Short exercise: Look through the material below for "Backend". Copy every line that contains it.

[Records contained in a dataset]
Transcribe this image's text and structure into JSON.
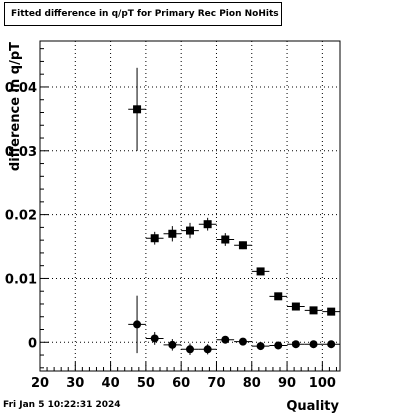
{
  "timestamp": "Fri Jan  5 10:22:31 2024",
  "chart_data": {
    "type": "scatter",
    "title": "Fitted difference in q/pT for Primary Rec Pion NoHits",
    "xlabel": "Quality",
    "ylabel": "difference in q/pT",
    "xlim": [
      20,
      105
    ],
    "ylim": [
      -0.0045,
      0.0472
    ],
    "xticks": [
      "20",
      "30",
      "40",
      "50",
      "60",
      "70",
      "80",
      "90",
      "100"
    ],
    "yticks": [
      "0",
      "0.01",
      "0.02",
      "0.03",
      "0.04"
    ],
    "grid": true,
    "series": [
      {
        "marker": "square",
        "points": [
          {
            "x": 47.5,
            "y": 0.0365,
            "err": 0.0065
          },
          {
            "x": 52.5,
            "y": 0.0163,
            "err": 0.001
          },
          {
            "x": 57.5,
            "y": 0.017,
            "err": 0.0012
          },
          {
            "x": 62.5,
            "y": 0.0175,
            "err": 0.0012
          },
          {
            "x": 67.5,
            "y": 0.0185,
            "err": 0.001
          },
          {
            "x": 72.5,
            "y": 0.0161,
            "err": 0.001
          },
          {
            "x": 77.5,
            "y": 0.0152,
            "err": 0.0006
          },
          {
            "x": 82.5,
            "y": 0.0111,
            "err": 0.0004
          },
          {
            "x": 87.5,
            "y": 0.0072,
            "err": 0.0004
          },
          {
            "x": 92.5,
            "y": 0.0056,
            "err": 0.0003
          },
          {
            "x": 97.5,
            "y": 0.005,
            "err": 0.0002
          },
          {
            "x": 102.5,
            "y": 0.0048,
            "err": 0.0002
          }
        ]
      },
      {
        "marker": "circle",
        "points": [
          {
            "x": 47.5,
            "y": 0.0028,
            "err": 0.0045
          },
          {
            "x": 52.5,
            "y": 0.0006,
            "err": 0.001
          },
          {
            "x": 57.5,
            "y": -0.0004,
            "err": 0.0009
          },
          {
            "x": 62.5,
            "y": -0.0011,
            "err": 0.0009
          },
          {
            "x": 67.5,
            "y": -0.0011,
            "err": 0.0008
          },
          {
            "x": 72.5,
            "y": 0.0004,
            "err": 0.0005
          },
          {
            "x": 77.5,
            "y": 0.0001,
            "err": 0.0004
          },
          {
            "x": 82.5,
            "y": -0.0006,
            "err": 0.0003
          },
          {
            "x": 87.5,
            "y": -0.0005,
            "err": 0.0003
          },
          {
            "x": 92.5,
            "y": -0.0003,
            "err": 0.0002
          },
          {
            "x": 97.5,
            "y": -0.0003,
            "err": 0.0002
          },
          {
            "x": 102.5,
            "y": -0.0003,
            "err": 0.0002
          }
        ]
      }
    ]
  }
}
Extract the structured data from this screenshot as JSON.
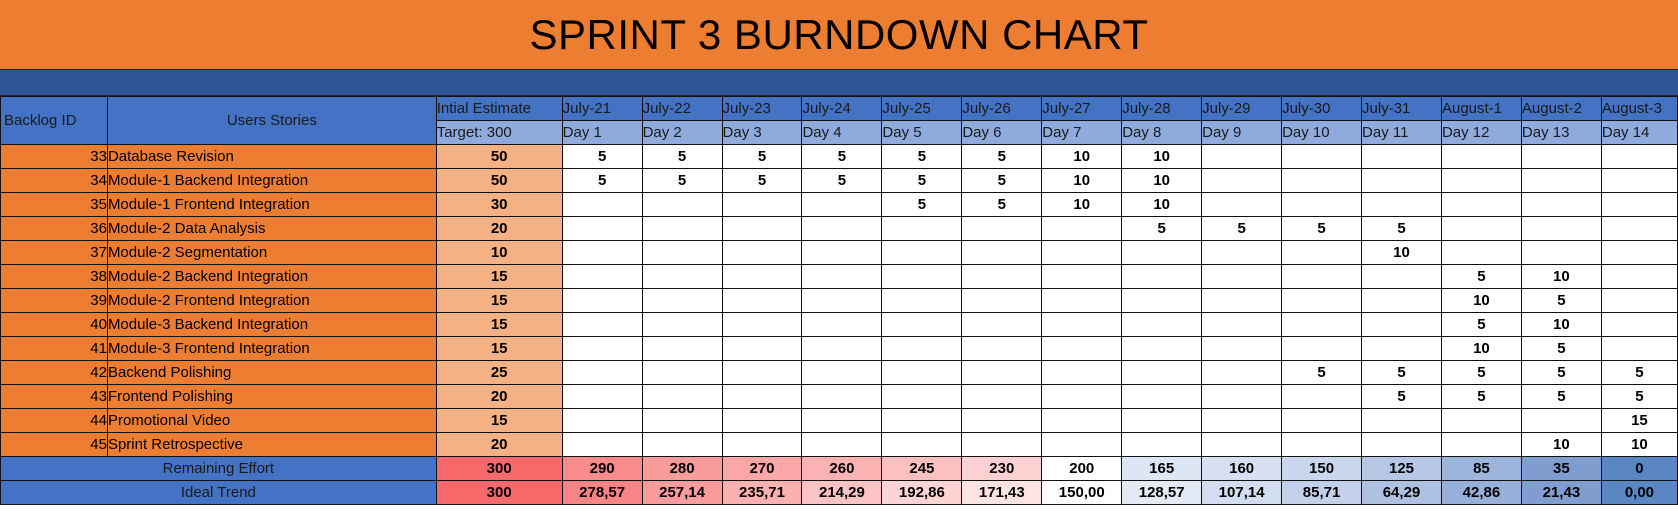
{
  "title": "SPRINT 3 BURNDOWN CHART",
  "headers": {
    "backlog_id": "Backlog ID",
    "user_stories": "Users Stories",
    "initial_estimate": "Intial Estimate",
    "target": "Target: 300"
  },
  "dates": [
    "July-21",
    "July-22",
    "July-23",
    "July-24",
    "July-25",
    "July-26",
    "July-27",
    "July-28",
    "July-29",
    "July-30",
    "July-31",
    "August-1",
    "August-2",
    "August-3"
  ],
  "days": [
    "Day 1",
    "Day 2",
    "Day 3",
    "Day 4",
    "Day 5",
    "Day 6",
    "Day 7",
    "Day 8",
    "Day 9",
    "Day 10",
    "Day 11",
    "Day 12",
    "Day 13",
    "Day 14"
  ],
  "rows": [
    {
      "id": "33",
      "story": "Database Revision",
      "estimate": "50",
      "values": [
        "5",
        "5",
        "5",
        "5",
        "5",
        "5",
        "10",
        "10",
        "",
        "",
        "",
        "",
        "",
        ""
      ]
    },
    {
      "id": "34",
      "story": "Module-1 Backend Integration",
      "estimate": "50",
      "values": [
        "5",
        "5",
        "5",
        "5",
        "5",
        "5",
        "10",
        "10",
        "",
        "",
        "",
        "",
        "",
        ""
      ]
    },
    {
      "id": "35",
      "story": "Module-1 Frontend Integration",
      "estimate": "30",
      "values": [
        "",
        "",
        "",
        "",
        "5",
        "5",
        "10",
        "10",
        "",
        "",
        "",
        "",
        "",
        ""
      ]
    },
    {
      "id": "36",
      "story": "Module-2 Data Analysis",
      "estimate": "20",
      "values": [
        "",
        "",
        "",
        "",
        "",
        "",
        "",
        "5",
        "5",
        "5",
        "5",
        "",
        "",
        ""
      ]
    },
    {
      "id": "37",
      "story": "Module-2 Segmentation",
      "estimate": "10",
      "values": [
        "",
        "",
        "",
        "",
        "",
        "",
        "",
        "",
        "",
        "",
        "10",
        "",
        "",
        ""
      ]
    },
    {
      "id": "38",
      "story": "Module-2 Backend Integration",
      "estimate": "15",
      "values": [
        "",
        "",
        "",
        "",
        "",
        "",
        "",
        "",
        "",
        "",
        "",
        "5",
        "10",
        ""
      ]
    },
    {
      "id": "39",
      "story": "Module-2 Frontend Integration",
      "estimate": "15",
      "values": [
        "",
        "",
        "",
        "",
        "",
        "",
        "",
        "",
        "",
        "",
        "",
        "10",
        "5",
        ""
      ]
    },
    {
      "id": "40",
      "story": "Module-3 Backend Integration",
      "estimate": "15",
      "values": [
        "",
        "",
        "",
        "",
        "",
        "",
        "",
        "",
        "",
        "",
        "",
        "5",
        "10",
        ""
      ]
    },
    {
      "id": "41",
      "story": "Module-3 Frontend Integration",
      "estimate": "15",
      "values": [
        "",
        "",
        "",
        "",
        "",
        "",
        "",
        "",
        "",
        "",
        "",
        "10",
        "5",
        ""
      ]
    },
    {
      "id": "42",
      "story": "Backend Polishing",
      "estimate": "25",
      "values": [
        "",
        "",
        "",
        "",
        "",
        "",
        "",
        "",
        "",
        "5",
        "5",
        "5",
        "5",
        "5"
      ]
    },
    {
      "id": "43",
      "story": "Frontend Polishing",
      "estimate": "20",
      "values": [
        "",
        "",
        "",
        "",
        "",
        "",
        "",
        "",
        "",
        "",
        "5",
        "5",
        "5",
        "5"
      ]
    },
    {
      "id": "44",
      "story": "Promotional Video",
      "estimate": "15",
      "values": [
        "",
        "",
        "",
        "",
        "",
        "",
        "",
        "",
        "",
        "",
        "",
        "",
        "",
        "15"
      ]
    },
    {
      "id": "45",
      "story": "Sprint Retrospective",
      "estimate": "20",
      "values": [
        "",
        "",
        "",
        "",
        "",
        "",
        "",
        "",
        "",
        "",
        "",
        "",
        "10",
        "10"
      ]
    }
  ],
  "remaining": {
    "label": "Remaining Effort",
    "initial": "300",
    "values": [
      "290",
      "280",
      "270",
      "260",
      "245",
      "230",
      "200",
      "165",
      "160",
      "150",
      "125",
      "85",
      "35",
      "0"
    ],
    "initial_color": "#f8696b",
    "colors": [
      "#f98b8c",
      "#fa9b9c",
      "#fba6a7",
      "#fbb2b3",
      "#fcc0c1",
      "#fdd0d1",
      "#ffffff",
      "#dde6f4",
      "#d6e0f1",
      "#c9d6ec",
      "#b5c7e4",
      "#9cb3da",
      "#7f9dcf",
      "#5b86c4"
    ]
  },
  "ideal": {
    "label": "Ideal Trend",
    "initial": "300",
    "values": [
      "278,57",
      "257,14",
      "235,71",
      "214,29",
      "192,86",
      "171,43",
      "150,00",
      "128,57",
      "107,14",
      "85,71",
      "64,29",
      "42,86",
      "21,43",
      "0,00"
    ],
    "initial_color": "#f8696b",
    "colors": [
      "#f98486",
      "#fa9c9e",
      "#fbb1b2",
      "#fcc3c4",
      "#fdd3d4",
      "#fee3e3",
      "#ffffff",
      "#e3eaf6",
      "#d3ddf0",
      "#c2d0ea",
      "#aec1e2",
      "#98b0d9",
      "#7f9dcf",
      "#5b86c4"
    ]
  }
}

Finished task:
      "story": "Module-1 Backend Integration",
      "story": "Module-2 Backend Integration",
      "story": "Module-3 Backend Integration",
      "story": "Backend Polishing",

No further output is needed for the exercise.